[Records contained in a dataset]
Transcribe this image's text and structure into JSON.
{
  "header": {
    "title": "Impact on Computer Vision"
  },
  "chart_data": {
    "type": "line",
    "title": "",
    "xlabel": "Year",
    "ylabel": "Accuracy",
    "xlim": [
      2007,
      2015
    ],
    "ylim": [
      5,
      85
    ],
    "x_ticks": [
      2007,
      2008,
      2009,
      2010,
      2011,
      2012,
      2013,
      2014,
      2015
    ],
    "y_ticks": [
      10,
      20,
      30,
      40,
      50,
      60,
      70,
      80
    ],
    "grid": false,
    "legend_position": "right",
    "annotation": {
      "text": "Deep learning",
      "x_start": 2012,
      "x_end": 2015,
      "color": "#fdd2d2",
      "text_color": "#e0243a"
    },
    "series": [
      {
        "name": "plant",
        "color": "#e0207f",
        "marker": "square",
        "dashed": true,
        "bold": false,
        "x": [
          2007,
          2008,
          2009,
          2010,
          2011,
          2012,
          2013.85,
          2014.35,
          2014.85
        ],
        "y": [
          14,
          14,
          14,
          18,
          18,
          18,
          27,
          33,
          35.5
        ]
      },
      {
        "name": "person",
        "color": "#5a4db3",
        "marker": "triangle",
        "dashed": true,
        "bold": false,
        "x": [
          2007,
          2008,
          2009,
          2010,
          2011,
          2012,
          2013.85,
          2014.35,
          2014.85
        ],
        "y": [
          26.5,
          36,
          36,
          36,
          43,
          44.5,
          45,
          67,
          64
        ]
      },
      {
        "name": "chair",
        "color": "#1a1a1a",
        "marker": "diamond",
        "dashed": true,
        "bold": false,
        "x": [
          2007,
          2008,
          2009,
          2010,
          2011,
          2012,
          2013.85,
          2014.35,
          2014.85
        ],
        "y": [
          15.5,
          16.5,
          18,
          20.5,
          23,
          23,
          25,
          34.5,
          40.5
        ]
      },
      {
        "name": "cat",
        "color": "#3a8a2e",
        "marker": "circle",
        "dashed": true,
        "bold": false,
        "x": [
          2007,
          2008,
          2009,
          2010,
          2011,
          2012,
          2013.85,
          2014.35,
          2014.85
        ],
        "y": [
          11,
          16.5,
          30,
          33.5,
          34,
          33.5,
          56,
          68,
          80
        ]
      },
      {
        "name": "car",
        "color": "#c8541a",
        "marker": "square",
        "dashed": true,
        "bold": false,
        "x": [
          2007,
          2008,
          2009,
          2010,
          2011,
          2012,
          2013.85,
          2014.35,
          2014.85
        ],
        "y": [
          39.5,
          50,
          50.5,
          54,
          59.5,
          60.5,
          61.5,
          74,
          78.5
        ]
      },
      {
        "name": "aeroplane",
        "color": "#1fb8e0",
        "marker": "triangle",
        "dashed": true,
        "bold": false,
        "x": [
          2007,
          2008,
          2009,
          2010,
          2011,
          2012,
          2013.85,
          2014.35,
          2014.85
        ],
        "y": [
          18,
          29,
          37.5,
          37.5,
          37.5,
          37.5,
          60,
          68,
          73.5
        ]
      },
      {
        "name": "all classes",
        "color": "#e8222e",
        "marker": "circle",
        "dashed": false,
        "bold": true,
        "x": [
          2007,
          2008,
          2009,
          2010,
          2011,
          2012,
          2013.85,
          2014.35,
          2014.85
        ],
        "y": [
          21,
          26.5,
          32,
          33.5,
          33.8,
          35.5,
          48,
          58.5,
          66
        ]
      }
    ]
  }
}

• Problem details
From the listing above, copy every line that includes the word "title".

• Reply to the exercise
    "title": "Impact on Computer Vision"
    "title": "",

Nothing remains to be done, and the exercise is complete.